* Directions:
Output nothing but the lines from the line with "Serialize everything readable" through the end of the listing below, both ends included.

* Material provided:
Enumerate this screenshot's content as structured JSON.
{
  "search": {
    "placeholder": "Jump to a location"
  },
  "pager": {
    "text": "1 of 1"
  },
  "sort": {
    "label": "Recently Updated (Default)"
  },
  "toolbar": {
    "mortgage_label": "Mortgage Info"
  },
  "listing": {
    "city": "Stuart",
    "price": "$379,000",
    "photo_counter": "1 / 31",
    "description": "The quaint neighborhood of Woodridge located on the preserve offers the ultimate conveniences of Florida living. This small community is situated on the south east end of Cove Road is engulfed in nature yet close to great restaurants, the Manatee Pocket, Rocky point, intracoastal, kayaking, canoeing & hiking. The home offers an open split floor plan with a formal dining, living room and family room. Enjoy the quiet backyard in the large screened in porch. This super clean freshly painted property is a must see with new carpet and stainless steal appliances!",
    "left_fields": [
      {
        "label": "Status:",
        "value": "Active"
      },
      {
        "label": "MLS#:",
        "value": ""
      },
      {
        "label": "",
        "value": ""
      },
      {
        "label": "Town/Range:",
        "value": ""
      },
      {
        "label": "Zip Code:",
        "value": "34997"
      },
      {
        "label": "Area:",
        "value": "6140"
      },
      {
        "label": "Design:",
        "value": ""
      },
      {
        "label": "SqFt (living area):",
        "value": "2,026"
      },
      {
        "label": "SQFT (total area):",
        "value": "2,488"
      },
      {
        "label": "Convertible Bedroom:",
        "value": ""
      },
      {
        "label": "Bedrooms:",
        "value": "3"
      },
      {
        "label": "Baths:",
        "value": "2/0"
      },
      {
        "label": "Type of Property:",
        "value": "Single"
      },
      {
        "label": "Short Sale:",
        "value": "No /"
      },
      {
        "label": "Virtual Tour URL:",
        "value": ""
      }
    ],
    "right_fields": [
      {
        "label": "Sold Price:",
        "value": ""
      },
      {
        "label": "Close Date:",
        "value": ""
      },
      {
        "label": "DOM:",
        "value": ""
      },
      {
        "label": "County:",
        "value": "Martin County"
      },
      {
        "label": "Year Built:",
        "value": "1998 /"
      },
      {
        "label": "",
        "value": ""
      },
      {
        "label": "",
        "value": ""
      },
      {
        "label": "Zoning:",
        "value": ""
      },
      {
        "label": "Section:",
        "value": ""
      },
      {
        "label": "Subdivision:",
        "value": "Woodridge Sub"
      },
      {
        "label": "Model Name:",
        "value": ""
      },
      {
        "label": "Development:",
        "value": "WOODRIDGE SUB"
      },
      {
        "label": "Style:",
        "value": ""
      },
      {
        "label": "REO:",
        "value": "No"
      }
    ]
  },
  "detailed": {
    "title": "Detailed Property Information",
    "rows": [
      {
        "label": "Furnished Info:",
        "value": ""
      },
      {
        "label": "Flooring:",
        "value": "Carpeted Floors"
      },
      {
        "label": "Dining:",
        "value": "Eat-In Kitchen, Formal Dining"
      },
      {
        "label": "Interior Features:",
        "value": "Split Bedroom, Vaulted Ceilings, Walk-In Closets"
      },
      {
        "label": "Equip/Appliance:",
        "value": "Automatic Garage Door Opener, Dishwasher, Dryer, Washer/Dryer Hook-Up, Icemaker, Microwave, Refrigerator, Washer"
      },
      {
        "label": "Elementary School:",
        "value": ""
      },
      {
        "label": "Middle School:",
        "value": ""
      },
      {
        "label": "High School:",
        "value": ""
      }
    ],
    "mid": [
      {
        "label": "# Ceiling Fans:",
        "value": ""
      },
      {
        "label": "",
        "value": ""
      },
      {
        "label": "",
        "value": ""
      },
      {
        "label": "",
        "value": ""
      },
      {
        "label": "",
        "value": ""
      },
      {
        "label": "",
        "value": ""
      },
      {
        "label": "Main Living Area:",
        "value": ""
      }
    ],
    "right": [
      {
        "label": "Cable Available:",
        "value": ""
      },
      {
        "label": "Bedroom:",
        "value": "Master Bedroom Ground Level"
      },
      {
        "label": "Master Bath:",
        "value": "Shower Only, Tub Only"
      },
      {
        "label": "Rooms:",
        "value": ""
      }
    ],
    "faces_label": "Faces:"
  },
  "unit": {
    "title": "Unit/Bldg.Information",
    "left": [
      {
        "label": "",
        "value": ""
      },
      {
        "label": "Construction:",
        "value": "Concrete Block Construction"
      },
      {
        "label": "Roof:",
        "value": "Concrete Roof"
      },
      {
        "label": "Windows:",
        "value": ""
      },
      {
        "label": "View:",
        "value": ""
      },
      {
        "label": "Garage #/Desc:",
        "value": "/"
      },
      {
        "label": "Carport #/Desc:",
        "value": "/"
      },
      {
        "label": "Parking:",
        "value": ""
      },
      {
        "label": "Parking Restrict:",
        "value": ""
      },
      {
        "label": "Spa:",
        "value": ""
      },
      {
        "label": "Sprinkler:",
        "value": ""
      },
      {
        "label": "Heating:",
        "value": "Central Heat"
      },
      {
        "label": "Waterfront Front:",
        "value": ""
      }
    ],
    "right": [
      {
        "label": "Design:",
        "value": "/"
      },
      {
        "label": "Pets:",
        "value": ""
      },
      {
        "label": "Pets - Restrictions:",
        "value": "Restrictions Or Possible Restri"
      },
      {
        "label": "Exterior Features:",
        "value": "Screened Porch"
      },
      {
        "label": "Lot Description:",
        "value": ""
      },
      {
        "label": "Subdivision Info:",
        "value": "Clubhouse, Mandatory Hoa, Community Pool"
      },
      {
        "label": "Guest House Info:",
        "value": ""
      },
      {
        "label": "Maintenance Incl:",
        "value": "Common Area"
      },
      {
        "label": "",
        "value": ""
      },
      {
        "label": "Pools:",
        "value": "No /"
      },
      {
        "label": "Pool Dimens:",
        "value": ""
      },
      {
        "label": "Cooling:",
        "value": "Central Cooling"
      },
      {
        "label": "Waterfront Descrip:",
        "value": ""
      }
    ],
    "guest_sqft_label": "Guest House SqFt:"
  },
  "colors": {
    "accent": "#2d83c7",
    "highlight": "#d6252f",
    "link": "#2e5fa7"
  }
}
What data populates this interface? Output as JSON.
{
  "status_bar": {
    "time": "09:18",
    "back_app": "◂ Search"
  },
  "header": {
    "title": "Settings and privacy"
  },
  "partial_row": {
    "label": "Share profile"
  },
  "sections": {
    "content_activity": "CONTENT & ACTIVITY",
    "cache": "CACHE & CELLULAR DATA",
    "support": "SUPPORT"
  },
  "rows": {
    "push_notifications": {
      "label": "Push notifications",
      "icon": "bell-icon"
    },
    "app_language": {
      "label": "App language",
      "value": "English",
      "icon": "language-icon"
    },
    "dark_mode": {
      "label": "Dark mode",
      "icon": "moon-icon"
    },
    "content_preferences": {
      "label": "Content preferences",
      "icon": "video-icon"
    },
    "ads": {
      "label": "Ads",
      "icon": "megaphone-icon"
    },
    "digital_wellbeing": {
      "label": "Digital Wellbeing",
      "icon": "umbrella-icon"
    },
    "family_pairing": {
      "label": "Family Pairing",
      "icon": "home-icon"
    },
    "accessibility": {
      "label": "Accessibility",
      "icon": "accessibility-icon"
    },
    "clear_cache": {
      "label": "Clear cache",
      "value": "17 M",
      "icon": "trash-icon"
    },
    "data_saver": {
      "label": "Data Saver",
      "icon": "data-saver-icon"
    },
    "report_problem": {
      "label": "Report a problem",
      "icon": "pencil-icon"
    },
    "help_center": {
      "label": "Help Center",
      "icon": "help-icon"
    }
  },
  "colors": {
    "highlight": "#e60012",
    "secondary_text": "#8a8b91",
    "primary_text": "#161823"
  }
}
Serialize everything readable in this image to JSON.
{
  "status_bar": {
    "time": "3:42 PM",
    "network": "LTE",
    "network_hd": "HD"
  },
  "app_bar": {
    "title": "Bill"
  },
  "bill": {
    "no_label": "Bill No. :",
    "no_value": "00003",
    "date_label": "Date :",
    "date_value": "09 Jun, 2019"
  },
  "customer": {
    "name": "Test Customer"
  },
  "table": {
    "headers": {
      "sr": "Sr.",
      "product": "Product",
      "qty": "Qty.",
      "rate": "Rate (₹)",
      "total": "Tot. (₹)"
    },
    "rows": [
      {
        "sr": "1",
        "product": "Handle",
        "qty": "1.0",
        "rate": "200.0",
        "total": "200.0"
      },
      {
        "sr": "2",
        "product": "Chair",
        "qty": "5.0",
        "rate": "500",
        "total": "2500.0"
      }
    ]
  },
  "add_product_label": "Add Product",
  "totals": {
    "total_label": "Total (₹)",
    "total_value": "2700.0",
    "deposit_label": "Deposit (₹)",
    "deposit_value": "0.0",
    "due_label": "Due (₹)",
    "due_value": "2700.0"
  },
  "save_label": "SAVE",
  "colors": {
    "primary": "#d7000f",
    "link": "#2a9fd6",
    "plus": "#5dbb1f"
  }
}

* Response below:
Serialize everything readable in this image to JSON.
{
  "status_bar": {
    "time": "3:42 PM",
    "network": "LTE",
    "network_hd": "HD"
  },
  "app_bar": {
    "title": "Bill"
  },
  "bill": {
    "no_label": "Bill No. :",
    "no_value": "00003",
    "date_label": "Date :",
    "date_value": "09 Jun, 2019"
  },
  "customer": {
    "name": "Test Customer"
  },
  "table": {
    "headers": {
      "sr": "Sr.",
      "product": "Product",
      "qty": "Qty.",
      "rate": "Rate (₹)",
      "total": "Tot. (₹)"
    },
    "rows": [
      {
        "sr": "1",
        "product": "Handle",
        "qty": "1.0",
        "rate": "200.0",
        "total": "200.0"
      },
      {
        "sr": "2",
        "product": "Chair",
        "qty": "5.0",
        "rate": "500",
        "total": "2500.0"
      }
    ]
  },
  "add_product_label": "Add Product",
  "totals": {
    "total_label": "Total (₹)",
    "total_value": "2700.0",
    "deposit_label": "Deposit (₹)",
    "deposit_value": "0.0",
    "due_label": "Due (₹)",
    "due_value": "2700.0"
  },
  "save_label": "SAVE",
  "colors": {
    "primary": "#d7000f",
    "link": "#2a9fd6",
    "plus": "#5dbb1f"
  }
}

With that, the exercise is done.